**Exercise directions:** Answer with a number only: how many lines of the data contain "prêts"?

**Supplied entries:**
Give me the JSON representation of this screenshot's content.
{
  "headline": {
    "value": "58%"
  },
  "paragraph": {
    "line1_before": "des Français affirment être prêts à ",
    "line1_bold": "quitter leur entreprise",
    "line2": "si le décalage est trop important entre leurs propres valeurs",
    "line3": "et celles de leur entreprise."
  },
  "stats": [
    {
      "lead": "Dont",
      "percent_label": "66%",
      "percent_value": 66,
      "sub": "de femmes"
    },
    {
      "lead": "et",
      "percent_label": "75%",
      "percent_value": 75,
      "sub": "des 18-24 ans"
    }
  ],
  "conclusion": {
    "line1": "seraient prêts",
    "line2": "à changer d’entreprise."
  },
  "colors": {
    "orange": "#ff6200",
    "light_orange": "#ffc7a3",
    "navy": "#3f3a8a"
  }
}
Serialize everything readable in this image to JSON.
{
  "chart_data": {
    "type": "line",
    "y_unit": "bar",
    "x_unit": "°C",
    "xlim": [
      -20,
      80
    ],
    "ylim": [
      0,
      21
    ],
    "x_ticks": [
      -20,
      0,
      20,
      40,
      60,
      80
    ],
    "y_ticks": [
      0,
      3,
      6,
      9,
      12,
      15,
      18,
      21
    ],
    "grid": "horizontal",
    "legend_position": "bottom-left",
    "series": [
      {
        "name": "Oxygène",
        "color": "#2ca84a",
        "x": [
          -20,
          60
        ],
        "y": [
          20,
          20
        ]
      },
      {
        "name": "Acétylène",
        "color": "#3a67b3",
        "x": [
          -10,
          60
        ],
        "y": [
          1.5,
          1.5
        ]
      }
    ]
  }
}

**Output for this exercise:** 2